Task description:
Copy out all of the data exactly as it appears.

====

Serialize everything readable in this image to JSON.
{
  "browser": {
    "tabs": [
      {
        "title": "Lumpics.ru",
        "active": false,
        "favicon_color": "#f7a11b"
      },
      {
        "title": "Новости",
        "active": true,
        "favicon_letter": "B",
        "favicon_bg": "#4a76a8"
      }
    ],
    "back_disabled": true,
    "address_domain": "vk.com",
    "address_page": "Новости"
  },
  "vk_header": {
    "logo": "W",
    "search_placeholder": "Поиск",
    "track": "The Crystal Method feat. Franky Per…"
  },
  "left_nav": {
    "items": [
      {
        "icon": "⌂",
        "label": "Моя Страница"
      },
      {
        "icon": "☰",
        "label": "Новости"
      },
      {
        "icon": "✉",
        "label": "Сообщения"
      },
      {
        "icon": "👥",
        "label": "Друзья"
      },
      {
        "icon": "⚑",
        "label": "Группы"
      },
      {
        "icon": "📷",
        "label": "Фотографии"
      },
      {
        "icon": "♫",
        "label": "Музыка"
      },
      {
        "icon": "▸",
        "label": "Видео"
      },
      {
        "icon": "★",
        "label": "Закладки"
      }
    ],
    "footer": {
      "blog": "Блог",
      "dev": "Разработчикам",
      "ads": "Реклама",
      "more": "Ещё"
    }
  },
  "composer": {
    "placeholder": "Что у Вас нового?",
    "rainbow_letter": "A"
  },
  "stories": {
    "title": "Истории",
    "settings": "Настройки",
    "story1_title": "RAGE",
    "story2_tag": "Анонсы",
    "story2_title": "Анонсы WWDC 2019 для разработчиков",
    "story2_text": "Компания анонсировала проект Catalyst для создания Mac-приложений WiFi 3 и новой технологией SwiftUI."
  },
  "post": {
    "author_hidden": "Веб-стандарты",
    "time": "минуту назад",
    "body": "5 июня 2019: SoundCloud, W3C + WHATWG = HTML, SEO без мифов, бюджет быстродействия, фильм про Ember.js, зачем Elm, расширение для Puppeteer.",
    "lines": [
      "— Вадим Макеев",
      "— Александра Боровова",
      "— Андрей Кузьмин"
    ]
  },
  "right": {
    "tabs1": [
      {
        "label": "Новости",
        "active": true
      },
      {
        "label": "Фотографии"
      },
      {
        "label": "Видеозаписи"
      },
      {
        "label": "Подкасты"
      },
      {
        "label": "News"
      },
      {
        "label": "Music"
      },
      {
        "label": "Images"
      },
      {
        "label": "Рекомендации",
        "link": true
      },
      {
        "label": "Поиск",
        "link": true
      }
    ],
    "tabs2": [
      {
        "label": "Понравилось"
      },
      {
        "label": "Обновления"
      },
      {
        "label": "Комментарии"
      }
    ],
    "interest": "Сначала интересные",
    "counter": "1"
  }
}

====

Result:
Serialize everything readable in this image to JSON.
{
  "browser": {
    "tabs": [
      {
        "title": "Lumpics.ru",
        "active": false,
        "favicon_color": "#f7a11b"
      },
      {
        "title": "Новости",
        "active": true,
        "favicon_letter": "B",
        "favicon_bg": "#4a76a8"
      }
    ],
    "back_disabled": true,
    "address_domain": "vk.com",
    "address_page": "Новости"
  },
  "vk_header": {
    "logo": "W",
    "search_placeholder": "Поиск",
    "track": "The Crystal Method feat. Franky Per…"
  },
  "left_nav": {
    "items": [
      {
        "icon": "⌂",
        "label": "Моя Страница"
      },
      {
        "icon": "☰",
        "label": "Новости"
      },
      {
        "icon": "✉",
        "label": "Сообщения"
      },
      {
        "icon": "👥",
        "label": "Друзья"
      },
      {
        "icon": "⚑",
        "label": "Группы"
      },
      {
        "icon": "📷",
        "label": "Фотографии"
      },
      {
        "icon": "♫",
        "label": "Музыка"
      },
      {
        "icon": "▸",
        "label": "Видео"
      },
      {
        "icon": "★",
        "label": "Закладки"
      }
    ],
    "footer": {
      "blog": "Блог",
      "dev": "Разработчикам",
      "ads": "Реклама",
      "more": "Ещё"
    }
  },
  "composer": {
    "placeholder": "Что у Вас нового?",
    "rainbow_letter": "A"
  },
  "stories": {
    "title": "Истории",
    "settings": "Настройки",
    "story1_title": "RAGE",
    "story2_tag": "Анонсы",
    "story2_title": "Анонсы WWDC 2019 для разработчиков",
    "story2_text": "Компания анонсировала проект Catalyst для создания Mac-приложений WiFi 3 и новой технологией SwiftUI."
  },
  "post": {
    "author_hidden": "Веб-стандарты",
    "time": "минуту назад",
    "body": "5 июня 2019: SoundCloud, W3C + WHATWG = HTML, SEO без мифов, бюджет быстродействия, фильм про Ember.js, зачем Elm, расширение для Puppeteer.",
    "lines": [
      "— Вадим Макеев",
      "— Александра Боровова",
      "— Андрей Кузьмин"
    ]
  },
  "right": {
    "tabs1": [
      {
        "label": "Новости",
        "active": true
      },
      {
        "label": "Фотографии"
      },
      {
        "label": "Видеозаписи"
      },
      {
        "label": "Подкасты"
      },
      {
        "label": "News"
      },
      {
        "label": "Music"
      },
      {
        "label": "Images"
      },
      {
        "label": "Рекомендации",
        "link": true
      },
      {
        "label": "Поиск",
        "link": true
      }
    ],
    "tabs2": [
      {
        "label": "Понравилось"
      },
      {
        "label": "Обновления"
      },
      {
        "label": "Комментарии"
      }
    ],
    "interest": "Сначала интересные",
    "counter": "1"
  }
}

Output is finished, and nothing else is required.